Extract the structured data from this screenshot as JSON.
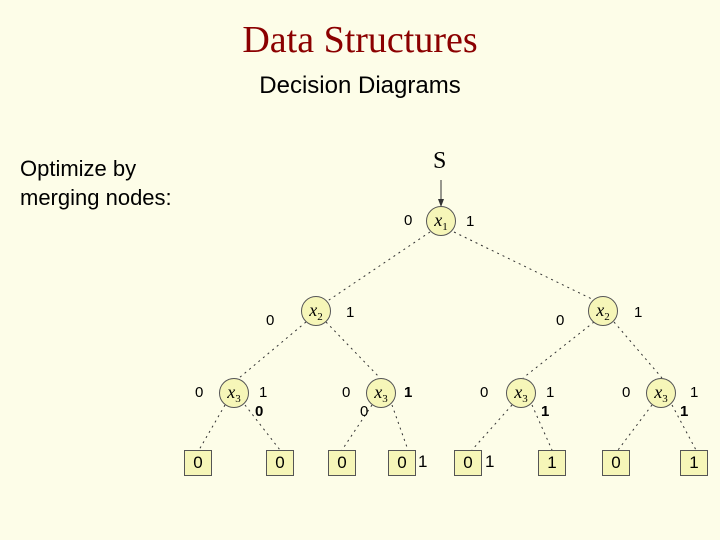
{
  "title": "Data Structures",
  "subtitle": "Decision Diagrams",
  "side_text_line1": "Optimize by",
  "side_text_line2": "merging nodes:",
  "root_label": "S",
  "vars": {
    "x1": {
      "name": "x",
      "sub": "1"
    },
    "x2": {
      "name": "x",
      "sub": "2"
    },
    "x3": {
      "name": "x",
      "sub": "3"
    }
  },
  "edge_labels": {
    "zero": "0",
    "one": "1"
  },
  "leaves": {
    "t0": "0",
    "t1": "0",
    "t2": "0",
    "t3": "0",
    "t3b": "1",
    "t4": "0",
    "t4b": "1",
    "t5": "1",
    "t6": "0",
    "t7": "1"
  },
  "extra_overlaps": {
    "x3a_under": "0",
    "x3b_under": "0",
    "x3c_label": "1",
    "x3c_under": "1",
    "x3d_under": "1"
  }
}
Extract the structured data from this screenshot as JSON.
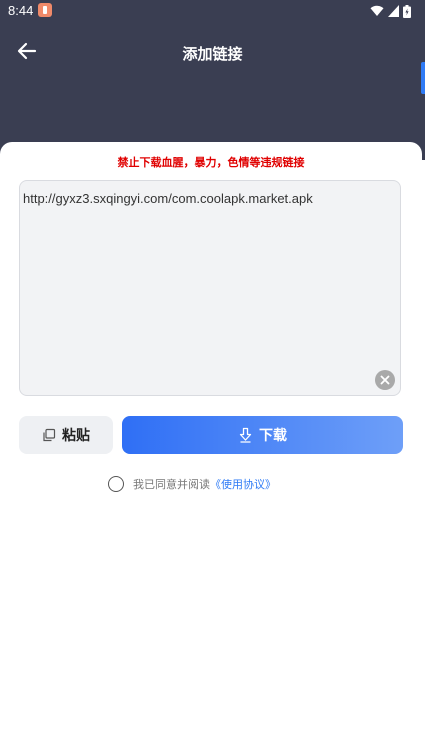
{
  "status_bar": {
    "time": "8:44"
  },
  "header": {
    "title": "添加链接"
  },
  "form": {
    "warning": "禁止下载血腥，暴力，色情等违规链接",
    "link_value": "http://gyxz3.sxqingyi.com/com.coolapk.market.apk",
    "paste_label": "粘贴",
    "download_label": "下载"
  },
  "agreement": {
    "text": "我已同意并阅读",
    "link": "《使用协议》"
  },
  "colors": {
    "header_bg": "#3a3e52",
    "warning": "#e00000",
    "accent": "#2f7bf5"
  },
  "icons": {
    "back": "arrow-left-icon",
    "wifi": "wifi-icon",
    "signal": "signal-icon",
    "battery": "battery-icon",
    "clear": "clear-icon",
    "paste": "paste-icon",
    "download": "download-icon"
  }
}
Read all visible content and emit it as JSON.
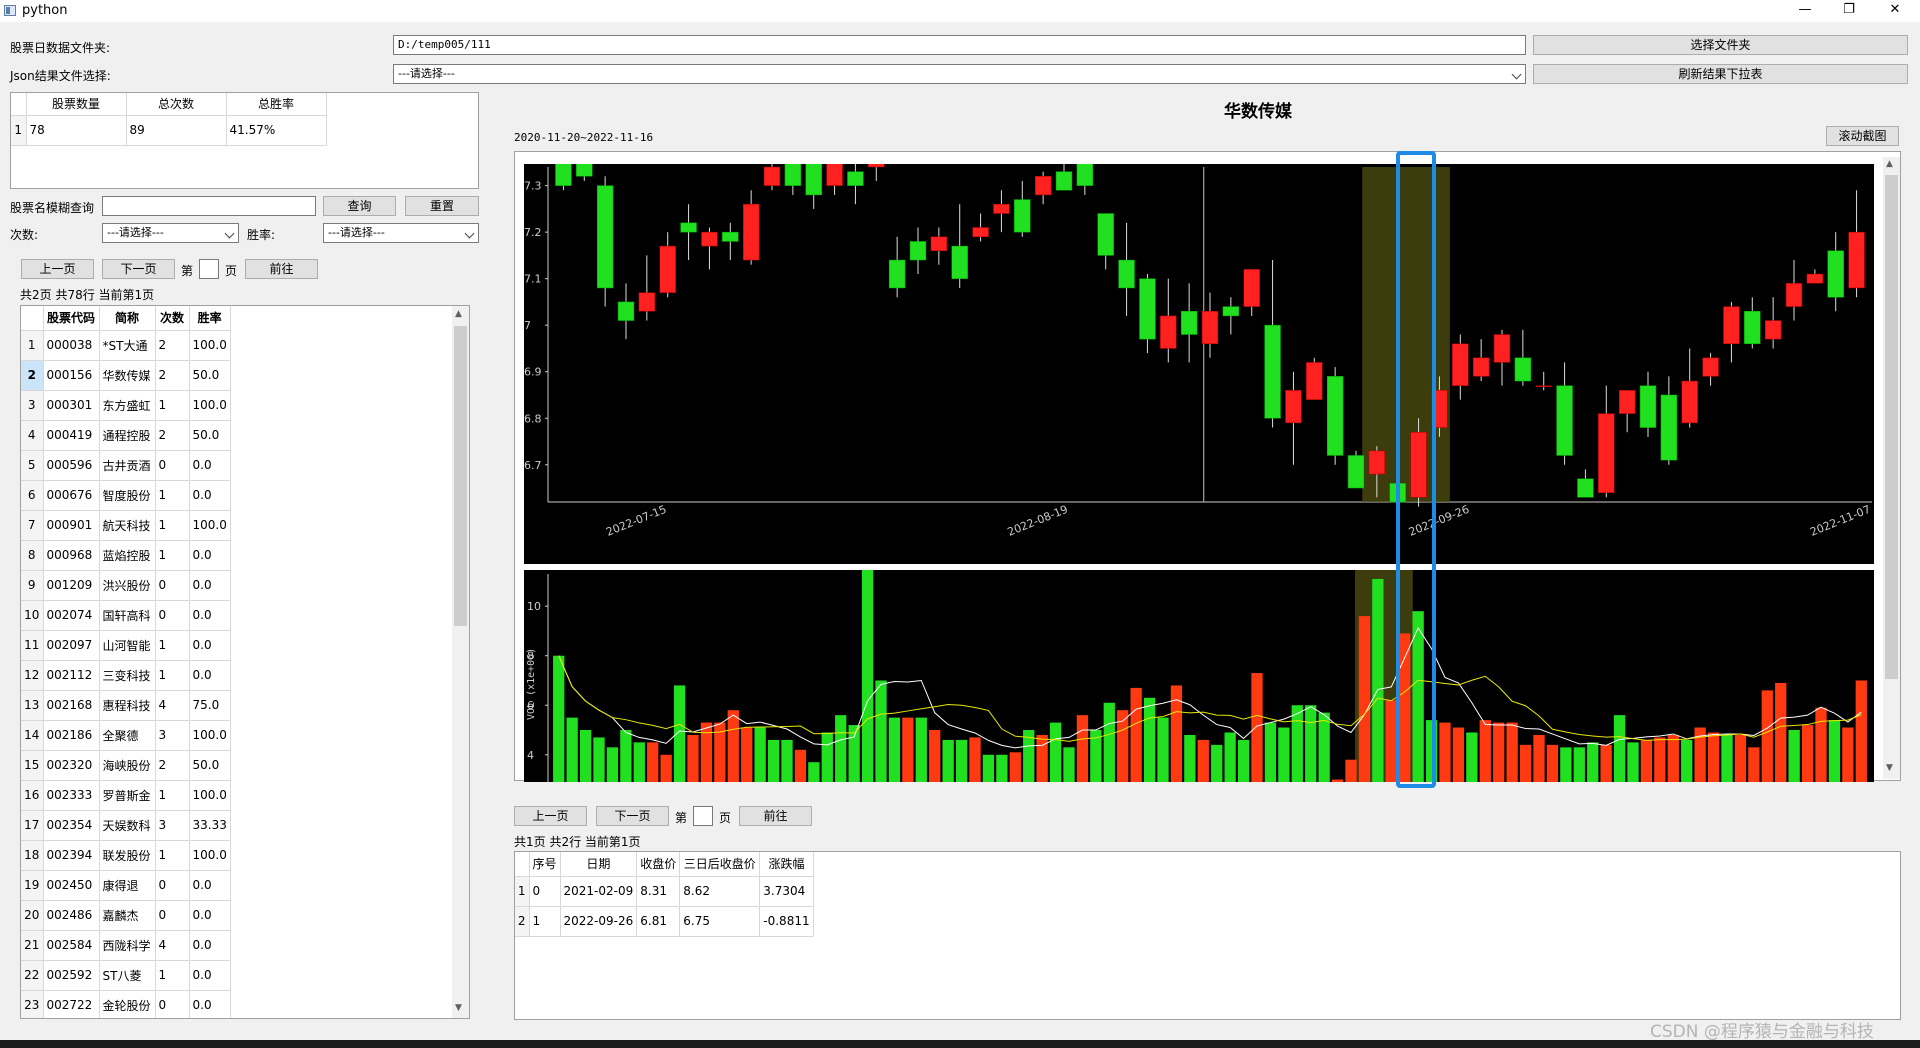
{
  "window": {
    "title": "python",
    "minimize": "—",
    "maximize": "❐",
    "close": "✕"
  },
  "folder": {
    "label": "股票日数据文件夹:",
    "value": "D:/temp005/111",
    "button": "选择文件夹"
  },
  "json": {
    "label": "Json结果文件选择:",
    "value": "---请选择---",
    "button": "刷新结果下拉表"
  },
  "summary": {
    "headers": [
      "股票数量",
      "总次数",
      "总胜率"
    ],
    "row_num": "1",
    "values": [
      "78",
      "89",
      "41.57%"
    ]
  },
  "search": {
    "label": "股票名模糊查询",
    "value": "",
    "query_button": "查询",
    "reset_button": "重置"
  },
  "filters": {
    "count_label": "次数:",
    "count_value": "---请选择---",
    "rate_label": "胜率:",
    "rate_value": "---请选择---"
  },
  "pager_left": {
    "prev": "上一页",
    "next": "下一页",
    "di": "第",
    "ye": "页",
    "go": "前往",
    "info": "共2页 共78行 当前第1页"
  },
  "stock_table": {
    "headers": [
      "股票代码",
      "简称",
      "次数",
      "胜率"
    ],
    "selected_row": 2,
    "rows": [
      [
        "1",
        "000038",
        "*ST大通",
        "2",
        "100.0"
      ],
      [
        "2",
        "000156",
        "华数传媒",
        "2",
        "50.0"
      ],
      [
        "3",
        "000301",
        "东方盛虹",
        "1",
        "100.0"
      ],
      [
        "4",
        "000419",
        "通程控股",
        "2",
        "50.0"
      ],
      [
        "5",
        "000596",
        "古井贡酒",
        "0",
        "0.0"
      ],
      [
        "6",
        "000676",
        "智度股份",
        "1",
        "0.0"
      ],
      [
        "7",
        "000901",
        "航天科技",
        "1",
        "100.0"
      ],
      [
        "8",
        "000968",
        "蓝焰控股",
        "1",
        "0.0"
      ],
      [
        "9",
        "001209",
        "洪兴股份",
        "0",
        "0.0"
      ],
      [
        "10",
        "002074",
        "国轩高科",
        "0",
        "0.0"
      ],
      [
        "11",
        "002097",
        "山河智能",
        "1",
        "0.0"
      ],
      [
        "12",
        "002112",
        "三变科技",
        "1",
        "0.0"
      ],
      [
        "13",
        "002168",
        "惠程科技",
        "4",
        "75.0"
      ],
      [
        "14",
        "002186",
        "全聚德",
        "3",
        "100.0"
      ],
      [
        "15",
        "002320",
        "海峡股份",
        "2",
        "50.0"
      ],
      [
        "16",
        "002333",
        "罗普斯金",
        "1",
        "100.0"
      ],
      [
        "17",
        "002354",
        "天娱数科",
        "3",
        "33.33"
      ],
      [
        "18",
        "002394",
        "联发股份",
        "1",
        "100.0"
      ],
      [
        "19",
        "002450",
        "康得退",
        "0",
        "0.0"
      ],
      [
        "20",
        "002486",
        "嘉麟杰",
        "0",
        "0.0"
      ],
      [
        "21",
        "002584",
        "西陇科学",
        "4",
        "0.0"
      ],
      [
        "22",
        "002592",
        "ST八菱",
        "1",
        "0.0"
      ],
      [
        "23",
        "002722",
        "金轮股份",
        "0",
        "0.0"
      ]
    ]
  },
  "chart_header": {
    "title": "华数传媒",
    "date_range": "2020-11-20~2022-11-16",
    "scroll_button": "滚动截图"
  },
  "chart_data": [
    {
      "type": "candlestick",
      "yticks": [
        "7.3",
        "7.2",
        "7.1",
        "7",
        "6.9",
        "6.8",
        "6.7"
      ],
      "ylim": [
        6.62,
        7.34
      ],
      "xticks": [
        "2022-07-15",
        "2022-08-19",
        "2022-09-26",
        "2022-11-07"
      ],
      "highlight": "2022-09-26",
      "candles_ohlc": [
        [
          7.35,
          7.3,
          7.35,
          7.29
        ],
        [
          7.35,
          7.32,
          7.36,
          7.31
        ],
        [
          7.3,
          7.08,
          7.32,
          7.04
        ],
        [
          7.05,
          7.01,
          7.09,
          6.97
        ],
        [
          7.03,
          7.07,
          7.15,
          7.01
        ],
        [
          7.07,
          7.17,
          7.2,
          7.06
        ],
        [
          7.22,
          7.2,
          7.26,
          7.14
        ],
        [
          7.17,
          7.2,
          7.21,
          7.12
        ],
        [
          7.2,
          7.18,
          7.22,
          7.14
        ],
        [
          7.14,
          7.26,
          7.29,
          7.13
        ],
        [
          7.3,
          7.34,
          7.38,
          7.29
        ],
        [
          7.35,
          7.3,
          7.38,
          7.28
        ],
        [
          7.35,
          7.28,
          7.36,
          7.25
        ],
        [
          7.3,
          7.35,
          7.4,
          7.28
        ],
        [
          7.33,
          7.3,
          7.36,
          7.26
        ],
        [
          7.34,
          7.35,
          7.39,
          7.31
        ],
        [
          7.14,
          7.08,
          7.19,
          7.06
        ],
        [
          7.18,
          7.14,
          7.21,
          7.11
        ],
        [
          7.16,
          7.19,
          7.21,
          7.13
        ],
        [
          7.17,
          7.1,
          7.26,
          7.08
        ],
        [
          7.19,
          7.21,
          7.24,
          7.18
        ],
        [
          7.24,
          7.26,
          7.29,
          7.2
        ],
        [
          7.27,
          7.2,
          7.31,
          7.19
        ],
        [
          7.28,
          7.32,
          7.33,
          7.26
        ],
        [
          7.33,
          7.29,
          7.35,
          7.29
        ],
        [
          7.36,
          7.3,
          7.38,
          7.28
        ],
        [
          7.24,
          7.15,
          7.24,
          7.12
        ],
        [
          7.14,
          7.08,
          7.22,
          7.02
        ],
        [
          7.1,
          6.97,
          7.11,
          6.94
        ],
        [
          6.95,
          7.02,
          7.1,
          6.92
        ],
        [
          7.03,
          6.98,
          7.09,
          6.92
        ],
        [
          6.96,
          7.03,
          7.07,
          6.93
        ],
        [
          7.04,
          7.02,
          7.06,
          6.98
        ],
        [
          7.04,
          7.12,
          7.12,
          7.02
        ],
        [
          7.0,
          6.8,
          7.14,
          6.78
        ],
        [
          6.79,
          6.86,
          6.9,
          6.7
        ],
        [
          6.84,
          6.92,
          6.93,
          6.84
        ],
        [
          6.89,
          6.72,
          6.91,
          6.7
        ],
        [
          6.72,
          6.65,
          6.73,
          6.65
        ],
        [
          6.68,
          6.73,
          6.74,
          6.63
        ],
        [
          6.66,
          6.62,
          6.69,
          6.62
        ],
        [
          6.63,
          6.77,
          6.8,
          6.61
        ],
        [
          6.78,
          6.86,
          6.89,
          6.76
        ],
        [
          6.87,
          6.96,
          6.98,
          6.84
        ],
        [
          6.89,
          6.93,
          6.97,
          6.88
        ],
        [
          6.92,
          6.98,
          6.99,
          6.87
        ],
        [
          6.93,
          6.88,
          6.99,
          6.87
        ],
        [
          6.87,
          6.87,
          6.9,
          6.86
        ],
        [
          6.87,
          6.72,
          6.92,
          6.7
        ],
        [
          6.67,
          6.63,
          6.69,
          6.63
        ],
        [
          6.64,
          6.81,
          6.87,
          6.63
        ],
        [
          6.81,
          6.86,
          6.86,
          6.77
        ],
        [
          6.87,
          6.78,
          6.9,
          6.76
        ],
        [
          6.85,
          6.71,
          6.89,
          6.7
        ],
        [
          6.79,
          6.88,
          6.95,
          6.78
        ],
        [
          6.89,
          6.93,
          6.94,
          6.87
        ],
        [
          6.96,
          7.04,
          7.05,
          6.92
        ],
        [
          7.03,
          6.96,
          7.06,
          6.95
        ],
        [
          6.97,
          7.01,
          7.06,
          6.95
        ],
        [
          7.04,
          7.09,
          7.14,
          7.01
        ],
        [
          7.09,
          7.11,
          7.12,
          7.09
        ],
        [
          7.16,
          7.06,
          7.2,
          7.03
        ],
        [
          7.08,
          7.2,
          7.29,
          7.06
        ]
      ]
    },
    {
      "type": "bar",
      "ylabel": "VOL (x1e+06)",
      "yticks": [
        "10",
        "8",
        "6",
        "4"
      ],
      "ylim": [
        2.9,
        11.3
      ],
      "volumes": [
        [
          8.0,
          0
        ],
        [
          5.5,
          0
        ],
        [
          5.0,
          0
        ],
        [
          4.7,
          0
        ],
        [
          4.3,
          0
        ],
        [
          5.0,
          0
        ],
        [
          4.5,
          0
        ],
        [
          4.5,
          1
        ],
        [
          4.0,
          1
        ],
        [
          6.8,
          0
        ],
        [
          4.8,
          1
        ],
        [
          5.3,
          1
        ],
        [
          5.3,
          1
        ],
        [
          5.8,
          1
        ],
        [
          5.1,
          1
        ],
        [
          5.1,
          0
        ],
        [
          4.6,
          0
        ],
        [
          4.6,
          0
        ],
        [
          4.2,
          1
        ],
        [
          3.7,
          0
        ],
        [
          4.9,
          0
        ],
        [
          5.6,
          0
        ],
        [
          5.2,
          0
        ],
        [
          11.5,
          0
        ],
        [
          7.0,
          0
        ],
        [
          5.5,
          0
        ],
        [
          5.5,
          1
        ],
        [
          5.5,
          0
        ],
        [
          5.0,
          1
        ],
        [
          4.6,
          0
        ],
        [
          4.6,
          0
        ],
        [
          4.7,
          1
        ],
        [
          4.0,
          0
        ],
        [
          4.0,
          0
        ],
        [
          4.1,
          1
        ],
        [
          5.0,
          0
        ],
        [
          4.8,
          1
        ],
        [
          5.3,
          0
        ],
        [
          4.3,
          0
        ],
        [
          5.6,
          1
        ],
        [
          5.0,
          0
        ],
        [
          6.1,
          0
        ],
        [
          5.8,
          1
        ],
        [
          6.7,
          1
        ],
        [
          6.3,
          0
        ],
        [
          5.5,
          0
        ],
        [
          6.8,
          1
        ],
        [
          4.8,
          0
        ],
        [
          4.6,
          1
        ],
        [
          4.4,
          0
        ],
        [
          4.9,
          0
        ],
        [
          4.6,
          0
        ],
        [
          7.3,
          1
        ],
        [
          5.3,
          0
        ],
        [
          5.1,
          0
        ],
        [
          6.0,
          0
        ],
        [
          6.0,
          0
        ],
        [
          5.7,
          0
        ],
        [
          3.0,
          1
        ],
        [
          3.8,
          1
        ],
        [
          9.6,
          1
        ],
        [
          11.1,
          0
        ],
        [
          6.2,
          1
        ],
        [
          8.9,
          1
        ],
        [
          9.8,
          0
        ],
        [
          5.4,
          0
        ],
        [
          5.3,
          1
        ],
        [
          5.1,
          1
        ],
        [
          4.9,
          0
        ],
        [
          5.4,
          1
        ],
        [
          5.3,
          1
        ],
        [
          5.3,
          1
        ],
        [
          4.4,
          1
        ],
        [
          4.8,
          1
        ],
        [
          4.4,
          1
        ],
        [
          4.3,
          0
        ],
        [
          4.3,
          0
        ],
        [
          4.5,
          0
        ],
        [
          4.4,
          1
        ],
        [
          5.6,
          0
        ],
        [
          4.5,
          0
        ],
        [
          4.6,
          1
        ],
        [
          4.7,
          1
        ],
        [
          4.8,
          1
        ],
        [
          4.6,
          0
        ],
        [
          5.1,
          1
        ],
        [
          4.9,
          1
        ],
        [
          4.8,
          0
        ],
        [
          4.8,
          1
        ],
        [
          4.3,
          1
        ],
        [
          6.6,
          1
        ],
        [
          6.9,
          1
        ],
        [
          5.0,
          0
        ],
        [
          5.2,
          1
        ],
        [
          5.9,
          1
        ],
        [
          5.4,
          0
        ],
        [
          5.1,
          1
        ],
        [
          7.0,
          1
        ]
      ]
    }
  ],
  "pager_right": {
    "prev": "上一页",
    "next": "下一页",
    "di": "第",
    "ye": "页",
    "go": "前往",
    "info": "共1页 共2行 当前第1页"
  },
  "trade_table": {
    "headers": [
      "序号",
      "日期",
      "收盘价",
      "三日后收盘价",
      "涨跌幅"
    ],
    "rows": [
      [
        "1",
        "0",
        "2021-02-09",
        "8.31",
        "8.62",
        "3.7304"
      ],
      [
        "2",
        "1",
        "2022-09-26",
        "6.81",
        "6.75",
        "-0.8811"
      ]
    ]
  },
  "watermark": "CSDN @程序猿与金融与科技",
  "colors": {
    "up": "#ff2020",
    "down": "#20e020",
    "highlight": "#505010",
    "focus": "#1e8ce6",
    "ma1": "#ffffff",
    "ma2": "#e8e800"
  }
}
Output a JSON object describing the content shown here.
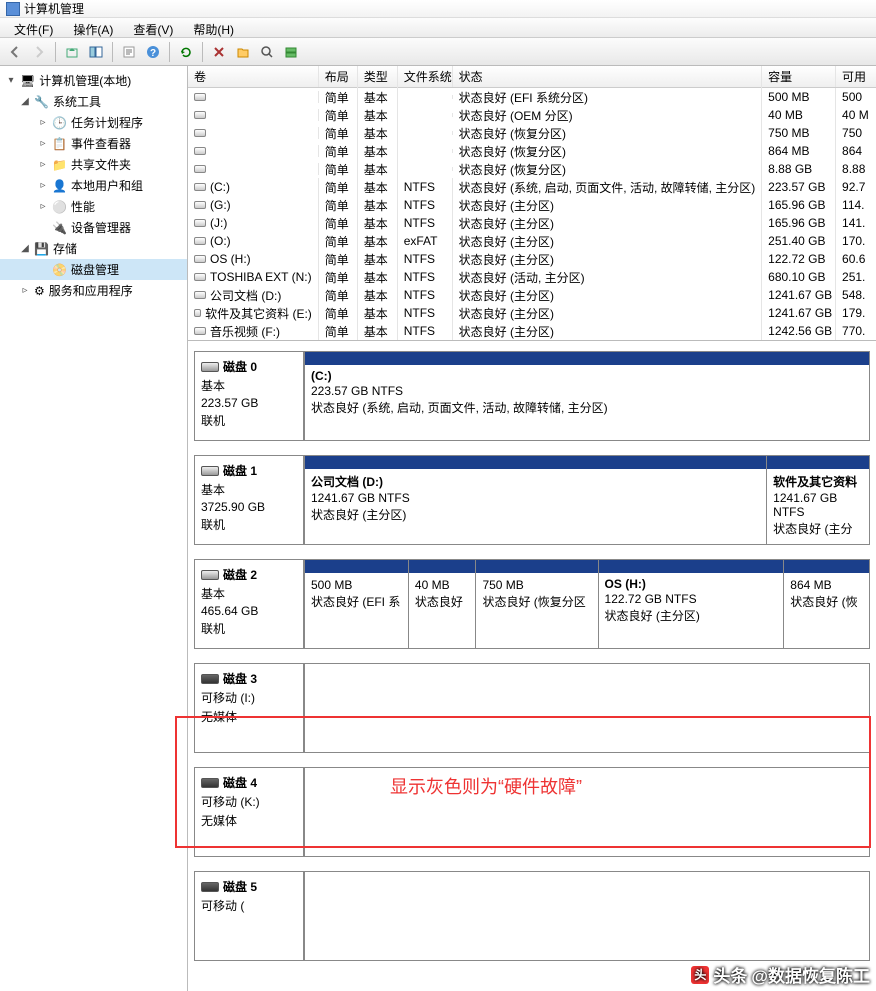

·····

### REQUIREMENTS:
From the entries above, copy out every line where the string "content" appears.

### FULL ANSWER:
Read all visible content and emit it as JSON.
Output a JSON object describing the content shown here.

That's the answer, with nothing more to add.